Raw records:
════════════════════
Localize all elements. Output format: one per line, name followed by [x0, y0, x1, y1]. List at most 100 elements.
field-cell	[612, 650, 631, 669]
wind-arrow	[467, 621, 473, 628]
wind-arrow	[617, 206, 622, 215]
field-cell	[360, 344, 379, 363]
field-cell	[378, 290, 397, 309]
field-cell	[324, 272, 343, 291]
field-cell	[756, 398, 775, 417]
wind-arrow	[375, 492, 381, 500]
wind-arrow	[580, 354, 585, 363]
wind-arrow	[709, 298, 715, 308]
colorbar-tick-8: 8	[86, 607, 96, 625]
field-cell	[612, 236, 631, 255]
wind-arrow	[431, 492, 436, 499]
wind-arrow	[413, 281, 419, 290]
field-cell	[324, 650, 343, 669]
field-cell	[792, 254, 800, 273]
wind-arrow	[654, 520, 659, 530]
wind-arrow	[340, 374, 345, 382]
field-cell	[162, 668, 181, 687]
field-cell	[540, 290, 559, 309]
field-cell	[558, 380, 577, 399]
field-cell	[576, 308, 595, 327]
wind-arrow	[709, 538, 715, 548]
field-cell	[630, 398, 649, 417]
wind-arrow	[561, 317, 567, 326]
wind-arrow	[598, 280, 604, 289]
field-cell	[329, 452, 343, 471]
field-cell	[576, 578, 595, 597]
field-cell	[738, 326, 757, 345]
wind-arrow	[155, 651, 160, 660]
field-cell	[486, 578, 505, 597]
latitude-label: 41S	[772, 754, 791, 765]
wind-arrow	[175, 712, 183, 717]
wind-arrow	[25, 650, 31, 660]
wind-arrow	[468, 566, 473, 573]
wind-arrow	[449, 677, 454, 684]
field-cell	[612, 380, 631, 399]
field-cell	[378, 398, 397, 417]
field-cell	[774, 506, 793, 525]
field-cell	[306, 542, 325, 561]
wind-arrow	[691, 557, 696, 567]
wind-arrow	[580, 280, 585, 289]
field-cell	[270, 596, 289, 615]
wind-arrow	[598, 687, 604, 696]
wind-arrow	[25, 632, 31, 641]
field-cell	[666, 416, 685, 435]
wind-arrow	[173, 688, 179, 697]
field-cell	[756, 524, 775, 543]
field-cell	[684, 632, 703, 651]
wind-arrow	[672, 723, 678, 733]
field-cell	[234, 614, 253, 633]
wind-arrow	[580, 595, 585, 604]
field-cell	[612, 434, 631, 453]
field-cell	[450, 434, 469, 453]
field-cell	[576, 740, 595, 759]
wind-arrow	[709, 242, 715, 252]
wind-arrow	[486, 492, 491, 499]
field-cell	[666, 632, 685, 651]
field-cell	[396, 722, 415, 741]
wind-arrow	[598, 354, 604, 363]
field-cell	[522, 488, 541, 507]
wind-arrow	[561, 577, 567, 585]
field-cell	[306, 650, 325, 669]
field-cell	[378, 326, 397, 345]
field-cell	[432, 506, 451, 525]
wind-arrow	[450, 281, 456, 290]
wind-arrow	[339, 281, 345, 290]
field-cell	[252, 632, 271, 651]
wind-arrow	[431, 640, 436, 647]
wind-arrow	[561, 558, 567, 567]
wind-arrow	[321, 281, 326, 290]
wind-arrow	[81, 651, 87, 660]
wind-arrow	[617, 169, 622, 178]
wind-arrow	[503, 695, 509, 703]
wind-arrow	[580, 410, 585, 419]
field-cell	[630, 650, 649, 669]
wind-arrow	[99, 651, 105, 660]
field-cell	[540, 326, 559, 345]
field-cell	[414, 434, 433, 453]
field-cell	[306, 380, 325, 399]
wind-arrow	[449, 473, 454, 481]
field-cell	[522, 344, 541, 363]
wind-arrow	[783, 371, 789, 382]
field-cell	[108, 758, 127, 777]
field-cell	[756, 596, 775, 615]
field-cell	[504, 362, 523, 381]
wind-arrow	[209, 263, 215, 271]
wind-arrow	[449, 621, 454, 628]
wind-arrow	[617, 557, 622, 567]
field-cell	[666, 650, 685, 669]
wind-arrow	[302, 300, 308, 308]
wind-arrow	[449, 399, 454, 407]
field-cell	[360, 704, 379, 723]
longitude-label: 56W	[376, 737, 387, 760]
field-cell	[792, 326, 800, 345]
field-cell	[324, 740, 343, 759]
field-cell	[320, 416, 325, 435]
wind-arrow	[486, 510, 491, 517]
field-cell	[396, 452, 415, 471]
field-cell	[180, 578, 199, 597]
════════════════════
**WHAT YOU HAVE TO DO:** Present all the rows above as a Markdown table with two columns, No. and Entry. Put each row's sequence number under No. and the row itself under Entry, and omit any blank lines.

**FINAL RESULT:**
| No. | Entry |
|---|---|
| 1 | Localize all elements. Output format: one per line, name followed by [x0, y0, x1, y1]. List at most 100 elements. |
| 2 | field-cell	[612, 650, 631, 669] |
| 3 | wind-arrow	[467, 621, 473, 628] |
| 4 | wind-arrow	[617, 206, 622, 215] |
| 5 | field-cell	[360, 344, 379, 363] |
| 6 | field-cell	[378, 290, 397, 309] |
| 7 | field-cell	[324, 272, 343, 291] |
| 8 | field-cell	[756, 398, 775, 417] |
| 9 | wind-arrow	[375, 492, 381, 500] |
| 10 | wind-arrow	[580, 354, 585, 363] |
| 11 | wind-arrow	[709, 298, 715, 308] |
| 12 | colorbar-tick-8: 8	[86, 607, 96, 625] |
| 13 | field-cell	[612, 236, 631, 255] |
| 14 | wind-arrow	[431, 492, 436, 499] |
| 15 | wind-arrow	[413, 281, 419, 290] |
| 16 | field-cell	[324, 650, 343, 669] |
| 17 | field-cell	[792, 254, 800, 273] |
| 18 | wind-arrow	[654, 520, 659, 530] |
| 19 | wind-arrow	[340, 374, 345, 382] |
| 20 | field-cell	[162, 668, 181, 687] |
| 21 | field-cell	[540, 290, 559, 309] |
| 22 | field-cell	[558, 380, 577, 399] |
| 23 | field-cell	[576, 308, 595, 327] |
| 24 | wind-arrow	[709, 538, 715, 548] |
| 25 | field-cell	[630, 398, 649, 417] |
| 26 | wind-arrow	[561, 317, 567, 326] |
| 27 | wind-arrow	[598, 280, 604, 289] |
| 28 | field-cell	[329, 452, 343, 471] |
| 29 | field-cell	[576, 578, 595, 597] |
| 30 | field-cell	[738, 326, 757, 345] |
| 31 | wind-arrow	[155, 651, 160, 660] |
| 32 | field-cell	[486, 578, 505, 597] |
| 33 | latitude-label: 41S	[772, 754, 791, 765] |
| 34 | wind-arrow	[175, 712, 183, 717] |
| 35 | wind-arrow	[25, 650, 31, 660] |
| 36 | wind-arrow	[468, 566, 473, 573] |
| 37 | wind-arrow	[449, 677, 454, 684] |
| 38 | field-cell	[612, 380, 631, 399] |
| 39 | field-cell	[378, 398, 397, 417] |
| 40 | field-cell	[774, 506, 793, 525] |
| 41 | field-cell	[306, 542, 325, 561] |
| 42 | wind-arrow	[691, 557, 696, 567] |
| 43 | wind-arrow	[580, 280, 585, 289] |
| 44 | field-cell	[270, 596, 289, 615] |
| 45 | wind-arrow	[598, 687, 604, 696] |
| 46 | wind-arrow	[25, 632, 31, 641] |
| 47 | field-cell	[666, 416, 685, 435] |
| 48 | wind-arrow	[173, 688, 179, 697] |
| 49 | field-cell	[756, 524, 775, 543] |
| 50 | field-cell	[684, 632, 703, 651] |
| 51 | wind-arrow	[672, 723, 678, 733] |
| 52 | field-cell	[234, 614, 253, 633] |
| 53 | wind-arrow	[580, 595, 585, 604] |
| 54 | field-cell	[612, 434, 631, 453] |
| 55 | field-cell	[450, 434, 469, 453] |
| 56 | field-cell	[576, 740, 595, 759] |
| 57 | wind-arrow	[709, 242, 715, 252] |
| 58 | wind-arrow	[486, 492, 491, 499] |
| 59 | field-cell	[666, 632, 685, 651] |
| 60 | field-cell	[396, 722, 415, 741] |
| 61 | wind-arrow	[598, 354, 604, 363] |
| 62 | field-cell	[522, 488, 541, 507] |
| 63 | wind-arrow	[561, 577, 567, 585] |
| 64 | field-cell	[306, 650, 325, 669] |
| 65 | field-cell	[378, 326, 397, 345] |
| 66 | field-cell	[432, 506, 451, 525] |
| 67 | wind-arrow	[450, 281, 456, 290] |
| 68 | wind-arrow	[339, 281, 345, 290] |
| 69 | field-cell	[252, 632, 271, 651] |
| 70 | wind-arrow	[431, 640, 436, 647] |
| 71 | wind-arrow	[561, 558, 567, 567] |
| 72 | wind-arrow	[321, 281, 326, 290] |
| 73 | wind-arrow	[81, 651, 87, 660] |
| 74 | wind-arrow	[617, 169, 622, 178] |
| 75 | wind-arrow	[503, 695, 509, 703] |
| 76 | wind-arrow	[580, 410, 585, 419] |
| 77 | field-cell	[630, 650, 649, 669] |
| 78 | wind-arrow	[99, 651, 105, 660] |
| 79 | field-cell	[540, 326, 559, 345] |
| 80 | field-cell	[414, 434, 433, 453] |
| 81 | field-cell	[306, 380, 325, 399] |
| 82 | wind-arrow	[449, 473, 454, 481] |
| 83 | field-cell	[522, 344, 541, 363] |
| 84 | wind-arrow	[783, 371, 789, 382] |
| 85 | field-cell	[108, 758, 127, 777] |
| 86 | field-cell	[756, 596, 775, 615] |
| 87 | field-cell	[504, 362, 523, 381] |
| 88 | wind-arrow	[209, 263, 215, 271] |
| 89 | wind-arrow	[449, 621, 454, 628] |
| 90 | wind-arrow	[617, 557, 622, 567] |
| 91 | field-cell	[666, 650, 685, 669] |
| 92 | wind-arrow	[302, 300, 308, 308] |
| 93 | wind-arrow	[449, 399, 454, 407] |
| 94 | field-cell	[360, 704, 379, 723] |
| 95 | longitude-label: 56W	[376, 737, 387, 760] |
| 96 | field-cell	[792, 326, 800, 345] |
| 97 | field-cell	[324, 740, 343, 759] |
| 98 | field-cell	[320, 416, 325, 435] |
| 99 | wind-arrow	[486, 510, 491, 517] |
| 100 | field-cell	[396, 452, 415, 471] |
| 101 | field-cell	[180, 578, 199, 597] |